▶ [Task statement]: Please continue the forum thread about Bill's trout lake, carrying on from the last line of its final post.
***** Passage provided
# bill's trout lake



## chris1162 (Mar 12, 2008)

2008 fish count

64-largemouth
56-smallmouth
11-rock bass
5- white bass
1-sauger
2-pike
2- carp
0- catfish


----------



## bigdogsteve-o (Aug 26, 2005)

the last I heard was Bill gave it to his son and son-in-law and they we going to open it only on the weekends and that was last year, but I haven't seen it open since I talked to Bill and he told me that he gave up running it


----------



## pendog66 (Mar 23, 2005)

last i heard he sold it to a private owner and he isnt opening it and just let his family fish it


----------



## bigdogsteve-o (Aug 26, 2005)

thats right, heard that too earlier this year


----------



## dinkbuster1 (Oct 28, 2005)

last i heard "somebody" involved got hooked on Crack!


----------



## Byg (Jun 6, 2006)

Yea, thats what I heard, and spent all the $$ up and had to sell..


----------



## WalIkng (Nov 28, 2007)

ive also heard that it is a private owner, thats a shame because I always caught fish there.


----------



## Flathead King 06 (Feb 26, 2006)

My family personally knows Bill and his family, so here's the deal...
**********
***** Stored data
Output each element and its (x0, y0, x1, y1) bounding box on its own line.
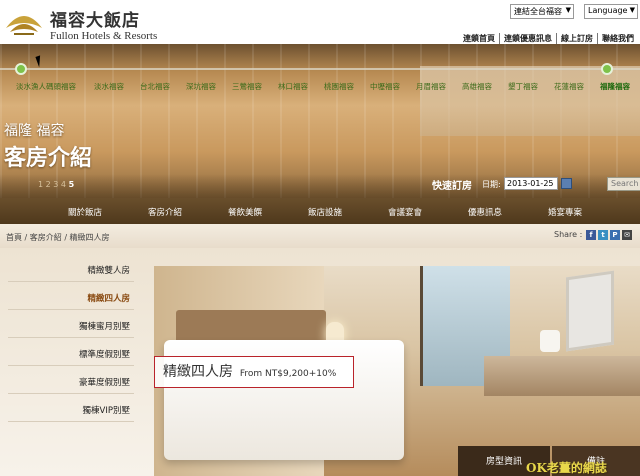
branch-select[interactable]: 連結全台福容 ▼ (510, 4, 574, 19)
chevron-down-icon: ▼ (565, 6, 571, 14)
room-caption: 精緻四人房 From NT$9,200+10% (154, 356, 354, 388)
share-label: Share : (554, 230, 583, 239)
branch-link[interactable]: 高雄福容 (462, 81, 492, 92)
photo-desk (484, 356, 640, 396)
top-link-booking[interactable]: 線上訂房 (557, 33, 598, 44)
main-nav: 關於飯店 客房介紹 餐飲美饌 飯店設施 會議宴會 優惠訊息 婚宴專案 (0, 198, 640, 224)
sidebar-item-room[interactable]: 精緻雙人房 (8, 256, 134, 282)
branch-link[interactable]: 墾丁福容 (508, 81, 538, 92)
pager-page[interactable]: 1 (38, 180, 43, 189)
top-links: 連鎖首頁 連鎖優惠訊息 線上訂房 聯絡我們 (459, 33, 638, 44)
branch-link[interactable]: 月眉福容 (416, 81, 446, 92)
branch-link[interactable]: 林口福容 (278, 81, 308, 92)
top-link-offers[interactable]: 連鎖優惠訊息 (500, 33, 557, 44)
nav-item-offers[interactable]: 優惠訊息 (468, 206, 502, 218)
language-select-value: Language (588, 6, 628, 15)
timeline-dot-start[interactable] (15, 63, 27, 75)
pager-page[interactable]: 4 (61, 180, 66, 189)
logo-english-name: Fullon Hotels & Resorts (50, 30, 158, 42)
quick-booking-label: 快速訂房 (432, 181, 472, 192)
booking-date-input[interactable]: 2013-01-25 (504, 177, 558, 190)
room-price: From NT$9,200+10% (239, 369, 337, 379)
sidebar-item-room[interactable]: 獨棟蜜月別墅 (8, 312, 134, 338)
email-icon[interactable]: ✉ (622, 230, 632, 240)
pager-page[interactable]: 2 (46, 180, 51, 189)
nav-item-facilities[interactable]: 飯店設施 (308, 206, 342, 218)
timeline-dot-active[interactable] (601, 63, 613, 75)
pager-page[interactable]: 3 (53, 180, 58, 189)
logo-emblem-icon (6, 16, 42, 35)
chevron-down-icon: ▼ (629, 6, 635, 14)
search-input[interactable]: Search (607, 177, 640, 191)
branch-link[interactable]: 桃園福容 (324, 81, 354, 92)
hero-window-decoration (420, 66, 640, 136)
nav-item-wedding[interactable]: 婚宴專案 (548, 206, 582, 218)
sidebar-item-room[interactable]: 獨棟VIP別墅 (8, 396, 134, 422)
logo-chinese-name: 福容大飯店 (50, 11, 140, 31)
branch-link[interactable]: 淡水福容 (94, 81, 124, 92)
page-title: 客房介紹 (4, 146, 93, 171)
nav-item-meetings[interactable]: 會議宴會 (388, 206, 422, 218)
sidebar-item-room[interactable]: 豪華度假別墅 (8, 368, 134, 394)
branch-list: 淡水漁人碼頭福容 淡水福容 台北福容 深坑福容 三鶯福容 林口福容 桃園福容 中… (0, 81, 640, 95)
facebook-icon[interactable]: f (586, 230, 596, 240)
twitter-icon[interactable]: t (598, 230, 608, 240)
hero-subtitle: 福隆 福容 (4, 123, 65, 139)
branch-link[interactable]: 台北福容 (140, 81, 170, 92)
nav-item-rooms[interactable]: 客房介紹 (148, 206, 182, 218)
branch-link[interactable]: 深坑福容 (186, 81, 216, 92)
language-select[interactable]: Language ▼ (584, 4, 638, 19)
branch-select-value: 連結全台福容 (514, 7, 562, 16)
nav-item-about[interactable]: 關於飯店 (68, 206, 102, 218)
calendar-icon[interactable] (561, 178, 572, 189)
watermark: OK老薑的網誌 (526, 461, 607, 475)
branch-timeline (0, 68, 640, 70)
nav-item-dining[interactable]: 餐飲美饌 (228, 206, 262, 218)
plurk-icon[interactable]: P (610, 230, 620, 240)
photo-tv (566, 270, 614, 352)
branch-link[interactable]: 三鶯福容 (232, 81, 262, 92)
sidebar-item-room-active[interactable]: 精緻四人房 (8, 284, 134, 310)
**********
▶ [Reply to the task]:
Bill got into some "trouble" with some sort of "substances"... lost alot of money through a divorce and recently realized he doesnt have enough money to run the place anymore.... he put the lake up for sale about 3 years ago and was asking an outrageous amount for the rundown place it was.... so it stayed like that until recently when the lake was sold to his son-in-law, who until a month ago had all intentions of opening the lake this year... well, I heard about a week ago that the guy who owns the lake now, is debating on turning the lake into a family thing, or just making it into a "resort type" place where you "rent" out a weekend or something....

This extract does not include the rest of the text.